* _WHAT TO WORK ON_: Every entry that follows should be reproduced exactly.

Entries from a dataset
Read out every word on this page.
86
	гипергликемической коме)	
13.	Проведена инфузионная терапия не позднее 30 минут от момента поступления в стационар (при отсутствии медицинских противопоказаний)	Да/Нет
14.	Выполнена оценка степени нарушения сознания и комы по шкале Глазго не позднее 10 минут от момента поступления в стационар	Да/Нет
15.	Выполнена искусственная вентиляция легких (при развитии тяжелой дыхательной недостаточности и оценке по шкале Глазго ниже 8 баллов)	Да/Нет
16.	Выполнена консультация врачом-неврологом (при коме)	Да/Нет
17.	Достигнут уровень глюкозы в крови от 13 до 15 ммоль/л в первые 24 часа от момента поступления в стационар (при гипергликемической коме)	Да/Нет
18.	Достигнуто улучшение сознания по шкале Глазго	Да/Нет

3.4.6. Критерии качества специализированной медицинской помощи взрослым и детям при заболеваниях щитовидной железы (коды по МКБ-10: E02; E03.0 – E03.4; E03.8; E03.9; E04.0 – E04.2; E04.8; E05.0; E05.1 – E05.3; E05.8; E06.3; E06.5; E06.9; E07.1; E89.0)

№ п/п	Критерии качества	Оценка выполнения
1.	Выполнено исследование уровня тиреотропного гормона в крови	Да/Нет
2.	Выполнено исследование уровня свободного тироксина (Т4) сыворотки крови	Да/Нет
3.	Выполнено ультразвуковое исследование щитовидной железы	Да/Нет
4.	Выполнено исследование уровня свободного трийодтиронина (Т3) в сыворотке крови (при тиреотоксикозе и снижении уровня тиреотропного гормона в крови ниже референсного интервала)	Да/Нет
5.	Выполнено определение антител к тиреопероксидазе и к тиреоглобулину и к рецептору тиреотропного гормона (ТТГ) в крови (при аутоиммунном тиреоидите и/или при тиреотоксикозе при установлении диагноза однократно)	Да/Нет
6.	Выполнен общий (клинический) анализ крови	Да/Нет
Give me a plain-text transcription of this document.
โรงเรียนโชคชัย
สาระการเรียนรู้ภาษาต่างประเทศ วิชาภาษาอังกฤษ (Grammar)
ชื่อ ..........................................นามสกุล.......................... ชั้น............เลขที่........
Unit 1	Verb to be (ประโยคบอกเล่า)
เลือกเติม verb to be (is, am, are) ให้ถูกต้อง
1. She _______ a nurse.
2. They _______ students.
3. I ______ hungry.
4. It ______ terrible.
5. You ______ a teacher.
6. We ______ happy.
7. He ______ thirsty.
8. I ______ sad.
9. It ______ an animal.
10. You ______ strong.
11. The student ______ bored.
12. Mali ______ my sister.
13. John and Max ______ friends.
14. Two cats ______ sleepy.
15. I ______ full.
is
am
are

* _SOLUTION_:
Read out every word on this page.
86
	гипергликемической коме)	
13.	Проведена инфузионная терапия не позднее 30 минут от момента поступления в стационар (при отсутствии медицинских противопоказаний)	Да/Нет
14.	Выполнена оценка степени нарушения сознания и комы по шкале Глазго не позднее 10 минут от момента поступления в стационар	Да/Нет
15.	Выполнена искусственная вентиляция легких (при развитии тяжелой дыхательной недостаточности и оценке по шкале Глазго ниже 8 баллов)	Да/Нет
16.	Выполнена консультация врачом-неврологом (при коме)	Да/Нет
17.	Достигнут уровень глюкозы в крови от 13 до 15 ммоль/л в первые 24 часа от момента поступления в стационар (при гипергликемической коме)	Да/Нет
18.	Достигнуто улучшение сознания по шкале Глазго	Да/Нет

3.4.6. Критерии качества специализированной медицинской помощи взрослым и детям при заболеваниях щитовидной железы (коды по МКБ-10: E02; E03.0 – E03.4; E03.8; E03.9; E04.0 – E04.2; E04.8; E05.0; E05.1 – E05.3; E05.8; E06.3; E06.5; E06.9; E07.1; E89.0)

№ п/п	Критерии качества	Оценка выполнения
1.	Выполнено исследование уровня тиреотропного гормона в крови	Да/Нет
2.	Выполнено исследование уровня свободного тироксина (Т4) сыворотки крови	Да/Нет
3.	Выполнено ультразвуковое исследование щитовидной железы	Да/Нет
4.	Выполнено исследование уровня свободного трийодтиронина (Т3) в сыворотке крови (при тиреотоксикозе и снижении уровня тиреотропного гормона в крови ниже референсного интервала)	Да/Нет
5.	Выполнено определение антител к тиреопероксидазе и к тиреоглобулину и к рецептору тиреотропного гормона (ТТГ) в крови (при аутоиммунном тиреоидите и/или при тиреотоксикозе при установлении диагноза однократно)	Да/Нет
6.	Выполнен общий (клинический) анализ крови	Да/Нет
Give me a plain-text transcription of this document.
โรงเรียนโชคชัย
สาระการเรียนรู้ภาษาต่างประเทศ วิชาภาษาอังกฤษ (Grammar)
ชื่อ ..........................................นามสกุล.......................... ชั้น............เลขที่........
Unit 1	Verb to be (ประโยคบอกเล่า)
เลือกเติม verb to be (is, am, are) ให้ถูกต้อง
1. She _______ a nurse.
2. They _______ students.
3. I ______ hungry.
4. It ______ terrible.
5. You ______ a teacher.
6. We ______ happy.
7. He ______ thirsty.
8. I ______ sad.
9. It ______ an animal.
10. You ______ strong.
11. The student ______ bored.
12. Mali ______ my sister.
13. John and Max ______ friends.
14. Two cats ______ sleepy.
15. I ______ full.
is
am
are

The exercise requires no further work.